• **課題**: 2022年10月のIPO市場を振り返る記事から、「9銘柄すべてにおいて初値が公」で始まり「対し第三者割当増資を実施)。」で終わる部分を、一字一句違えずに書き写してください。

• **本文**:
>>>>>
やっぱり強いAI関連。なんとか連勝記録を延ばした10月のIPO市場を振り返る

石井僚一
2022年11月9日 12時00分

《「確実に儲かる」として個人投資家に人気のIPO株投資。ただ近年は、そんな「夢の時代」にも陰りが見えてきました。上がる株と下がる株は何が違うのか。ランキングから読み解く【IPO通信簿】》

2022年10月のIPO市場

10月は9銘柄がIPOを行い、全銘柄で初値が公募価格を上回りました。不振が続いた2022年のIPOですが、10月はマザーズ指数の上昇もあり、IPOの連勝記録は23まで伸びています。

例年通り、今年も9月からIPOの後半戦がスタートしています。7月までのIPOは、約3割が公募割れで不調が続きました。しかし8月と9月は、IPO全銘柄で初値が公募価格を上回り、復調していると言えそうです。

そして10月は、IPO市場の土台ともいえるマザーズ指数も上昇しており、月足は陽線を形成しました。

それでもマザーズ指数は、2022年の安値圏を前後する状態です。1月の急落と4~5月の再下落からの本格的な反発は見せておらず、依然として底値圏での値動きに留まります。ただし、10月の上昇で底値圏の上限付近には到達しました。

(※市場再編により東証マザーズ市場はなくなりましたが、マザーズ指数の算出は継続中のため、このシリーズでは引き続きマザース指数を参照しています)

2022年10月のIPOランキング

2022年10月にIPOを果たした9銘柄について、公募価格に対して初値がどれだけ上昇(あるいは下落)したかを表す「初値騰落率」のランキングを見てみましょう。

9銘柄すべてにおいて初値が公募価格を上回り、公募割れはありませんでした。また、初値騰落率が100%(=株価2倍以上)を超えたのは、9月と同じく2銘柄となりました。

10月も公募割れがなかったことで、8月から公募割れゼロの状態が続いており、7月末の3銘柄を含めるとIPOの連勝記録は23にまで伸びています。

2022年10月の気になるIPO銘柄

2022年10月のIPOのなかから、特徴ある2銘柄を紹介します。

・pluszero<5132>──AI銘柄の強さは健在

開発型のAIソリューションを提供する企業で、受託開発により赤字額を抑えながら事業を展開しています。また、VCなどの投資ファンドから資金調達を行わずにIPOに至りました(ただし事業提携先に対し第三者割当増資を実施)。

過去の業績と今期(2022年10月期)業績予想は以下のとおり。

  • 2019年10月期:売上高0.8億円、経常利益0.1億円、当期純利益0.1億円
  • 2020年10月期:売上高3.8億円、経常利益▲0.2億円、当期純利益▲0.2億円
  • 2021年10月期:売上高5.0億円、経常利益▲0.7億円、当期純利益▲0.7億円
  • 2022年10月期(予想):売上高7.2億円、経常利益1.1億円、当期純利益1.1億円

増収を続けるなかで、今期は増収に加えて黒字化を予想しています。すでに第3四半期で黒字化(経常利益0.9億円)しており、通期黒字化に目処が立った状態です。
<<<<<
• **提供情報**:
>>>>>
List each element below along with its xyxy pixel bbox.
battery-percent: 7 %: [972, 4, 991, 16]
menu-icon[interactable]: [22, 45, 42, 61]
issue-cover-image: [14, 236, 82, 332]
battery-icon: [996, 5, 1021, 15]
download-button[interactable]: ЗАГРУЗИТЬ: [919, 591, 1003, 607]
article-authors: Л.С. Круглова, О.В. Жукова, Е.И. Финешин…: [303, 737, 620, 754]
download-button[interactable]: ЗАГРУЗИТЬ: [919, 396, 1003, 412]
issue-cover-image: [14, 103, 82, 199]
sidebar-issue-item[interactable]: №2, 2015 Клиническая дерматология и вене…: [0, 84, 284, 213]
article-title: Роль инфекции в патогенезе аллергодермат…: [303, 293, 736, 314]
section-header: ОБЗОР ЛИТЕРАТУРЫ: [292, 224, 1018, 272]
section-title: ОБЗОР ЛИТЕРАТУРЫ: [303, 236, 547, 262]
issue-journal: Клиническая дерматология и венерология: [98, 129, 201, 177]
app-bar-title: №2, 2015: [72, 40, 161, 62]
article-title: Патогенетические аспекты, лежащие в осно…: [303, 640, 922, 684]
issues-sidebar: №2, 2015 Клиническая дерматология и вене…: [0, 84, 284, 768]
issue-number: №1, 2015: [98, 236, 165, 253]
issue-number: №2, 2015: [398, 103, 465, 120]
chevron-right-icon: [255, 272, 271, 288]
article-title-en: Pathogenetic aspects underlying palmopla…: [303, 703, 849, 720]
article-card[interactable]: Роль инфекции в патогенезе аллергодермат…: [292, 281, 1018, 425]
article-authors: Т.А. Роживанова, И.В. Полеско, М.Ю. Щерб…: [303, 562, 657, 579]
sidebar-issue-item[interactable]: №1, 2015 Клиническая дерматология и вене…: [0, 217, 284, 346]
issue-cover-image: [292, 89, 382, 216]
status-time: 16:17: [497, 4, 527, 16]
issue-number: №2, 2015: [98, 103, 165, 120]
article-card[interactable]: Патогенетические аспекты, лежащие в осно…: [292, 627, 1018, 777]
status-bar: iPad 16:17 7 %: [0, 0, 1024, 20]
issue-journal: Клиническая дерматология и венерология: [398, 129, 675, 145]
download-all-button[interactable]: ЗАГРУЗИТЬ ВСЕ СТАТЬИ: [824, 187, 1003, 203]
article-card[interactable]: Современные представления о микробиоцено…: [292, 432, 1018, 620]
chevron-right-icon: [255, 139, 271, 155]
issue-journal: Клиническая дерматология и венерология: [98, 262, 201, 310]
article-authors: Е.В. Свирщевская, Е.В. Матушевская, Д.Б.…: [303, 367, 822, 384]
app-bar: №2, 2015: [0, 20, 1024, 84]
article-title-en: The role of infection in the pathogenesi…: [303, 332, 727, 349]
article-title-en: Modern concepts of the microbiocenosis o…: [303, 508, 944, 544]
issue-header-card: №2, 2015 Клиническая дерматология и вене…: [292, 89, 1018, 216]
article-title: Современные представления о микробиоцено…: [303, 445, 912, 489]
<<<<<
• **解答**:
9銘柄すべてにおいて初値が公募価格を上回り、公募割れはありませんでした。また、初値騰落率が100%(=株価2倍以上)を超えたのは、9月と同じく2銘柄となりました。

10月も公募割れがなかったことで、8月から公募割れゼロの状態が続いており、7月末の3銘柄を含めるとIPOの連勝記録は23にまで伸びています。

2022年10月の気になるIPO銘柄

2022年10月のIPOのなかから、特徴ある2銘柄を紹介します。

・pluszero<5132>──AI銘柄の強さは健在

開発型のAIソリューションを提供する企業で、受託開発により赤字額を抑えながら事業を展開しています。また、VCなどの投資ファンドから資金調達を行わずにIPOに至りました(ただし事業提携先に対し第三者割当増資を実施)。